**DATA EXCERPTS:**
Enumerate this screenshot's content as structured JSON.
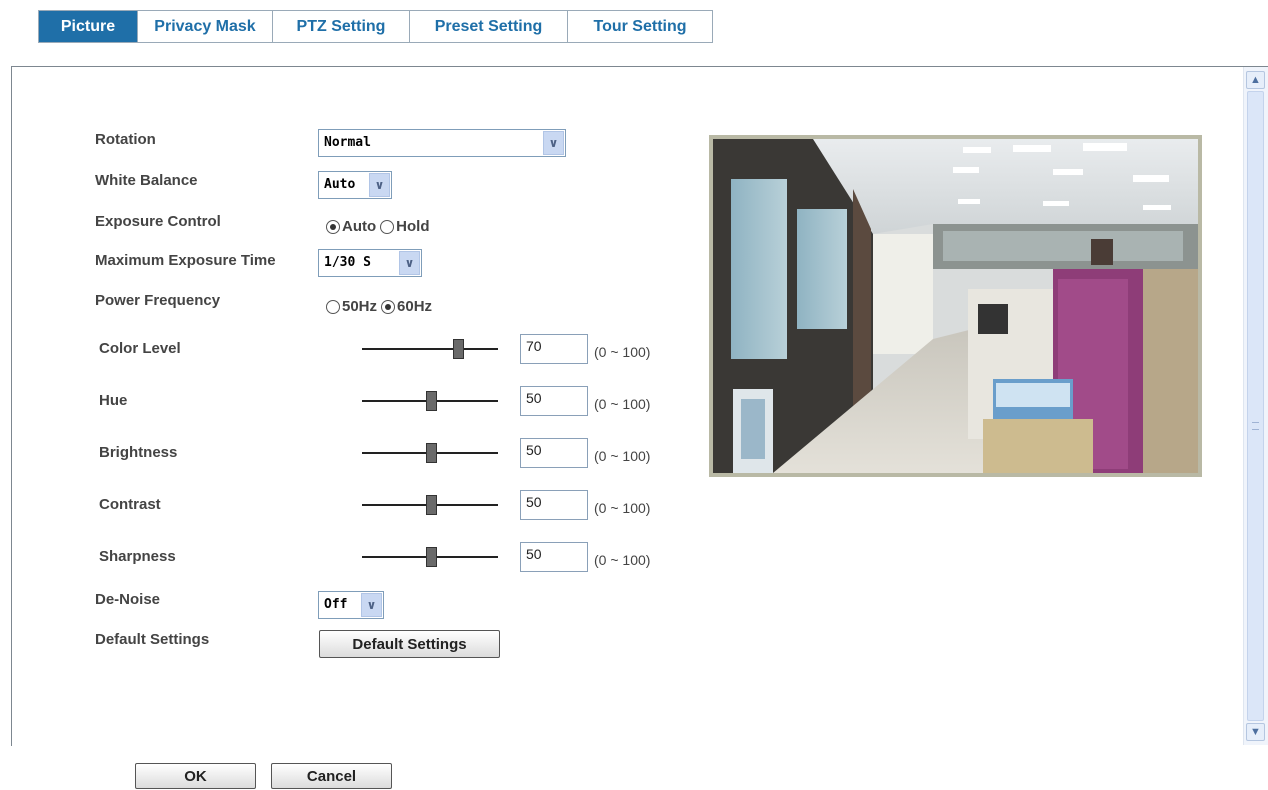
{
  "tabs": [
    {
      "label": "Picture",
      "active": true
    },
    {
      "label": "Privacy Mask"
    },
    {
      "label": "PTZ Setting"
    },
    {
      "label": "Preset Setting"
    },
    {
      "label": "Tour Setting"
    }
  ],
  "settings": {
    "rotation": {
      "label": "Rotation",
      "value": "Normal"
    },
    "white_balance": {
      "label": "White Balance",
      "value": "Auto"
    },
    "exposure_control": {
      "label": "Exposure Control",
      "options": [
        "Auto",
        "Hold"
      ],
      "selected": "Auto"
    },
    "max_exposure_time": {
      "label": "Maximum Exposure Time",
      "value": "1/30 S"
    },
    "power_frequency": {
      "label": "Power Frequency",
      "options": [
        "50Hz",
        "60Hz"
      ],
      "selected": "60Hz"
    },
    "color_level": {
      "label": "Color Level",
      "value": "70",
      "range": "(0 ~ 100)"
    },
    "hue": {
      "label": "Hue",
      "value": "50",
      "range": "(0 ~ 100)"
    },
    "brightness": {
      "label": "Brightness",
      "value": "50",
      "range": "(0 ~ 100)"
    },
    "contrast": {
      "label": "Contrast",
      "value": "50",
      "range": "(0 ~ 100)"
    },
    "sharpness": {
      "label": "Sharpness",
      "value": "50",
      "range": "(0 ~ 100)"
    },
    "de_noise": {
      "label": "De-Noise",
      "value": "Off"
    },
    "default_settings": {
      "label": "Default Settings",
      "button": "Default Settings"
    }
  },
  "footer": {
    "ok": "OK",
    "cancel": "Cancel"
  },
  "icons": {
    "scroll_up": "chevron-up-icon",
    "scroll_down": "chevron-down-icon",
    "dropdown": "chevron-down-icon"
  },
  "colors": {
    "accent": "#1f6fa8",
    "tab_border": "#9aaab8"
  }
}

==

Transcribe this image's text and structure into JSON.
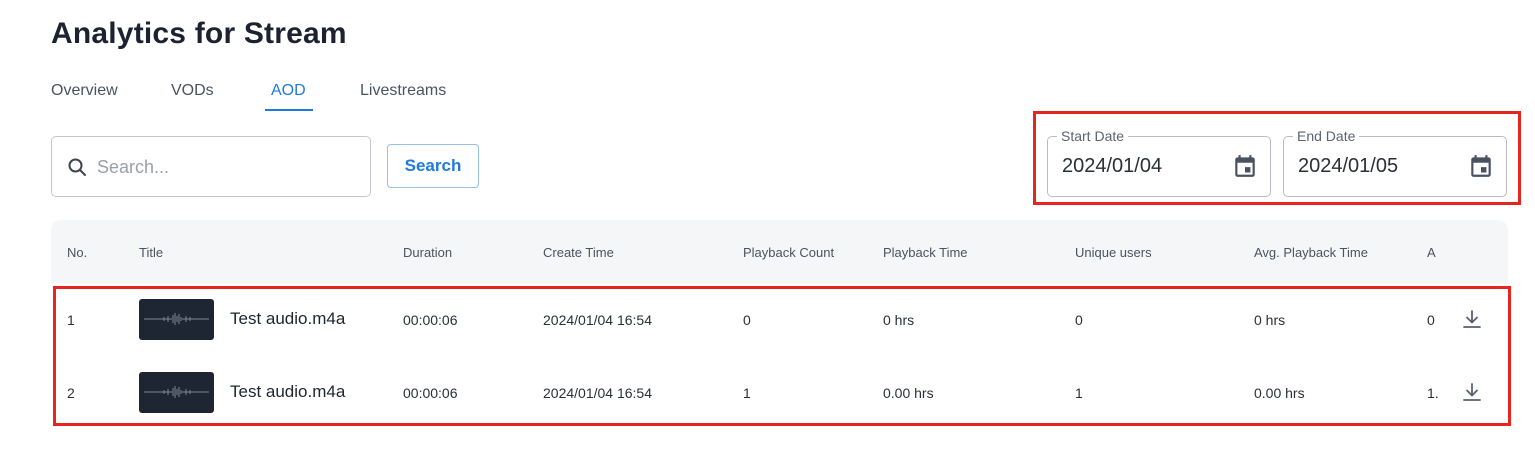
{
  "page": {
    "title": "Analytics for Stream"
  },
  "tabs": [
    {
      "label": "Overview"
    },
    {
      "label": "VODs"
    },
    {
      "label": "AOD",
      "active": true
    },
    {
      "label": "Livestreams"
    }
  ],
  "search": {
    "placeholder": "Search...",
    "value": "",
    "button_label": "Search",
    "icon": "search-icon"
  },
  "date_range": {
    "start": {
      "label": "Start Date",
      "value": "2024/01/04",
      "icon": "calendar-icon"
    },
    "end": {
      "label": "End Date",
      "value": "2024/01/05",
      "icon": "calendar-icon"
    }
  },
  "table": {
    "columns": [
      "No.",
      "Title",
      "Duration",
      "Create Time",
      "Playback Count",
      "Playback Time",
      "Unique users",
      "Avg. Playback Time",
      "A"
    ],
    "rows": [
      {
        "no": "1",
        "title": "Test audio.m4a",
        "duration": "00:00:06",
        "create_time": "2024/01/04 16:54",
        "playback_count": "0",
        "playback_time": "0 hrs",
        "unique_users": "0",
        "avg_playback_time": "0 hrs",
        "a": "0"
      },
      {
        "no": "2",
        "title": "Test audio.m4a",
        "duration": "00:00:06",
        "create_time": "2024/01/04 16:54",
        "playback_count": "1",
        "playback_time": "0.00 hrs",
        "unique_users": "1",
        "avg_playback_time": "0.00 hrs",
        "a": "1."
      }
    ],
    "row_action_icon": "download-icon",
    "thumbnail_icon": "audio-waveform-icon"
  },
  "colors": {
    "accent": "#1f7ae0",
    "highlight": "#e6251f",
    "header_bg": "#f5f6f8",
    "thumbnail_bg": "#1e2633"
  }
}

**TASK TO CARRY OUT:** Write out every line from the entries where "value" appears.

**COMPLETED TASK:**
      "value": "Normal"
      "value": "Auto"
      "value": "1/30 S"
      "value": "70",
      "value": "50",
      "value": "50",
      "value": "50",
      "value": "50",
      "value": "Off"
    "value": "",
      "value": "2024/01/04",
      "value": "2024/01/05",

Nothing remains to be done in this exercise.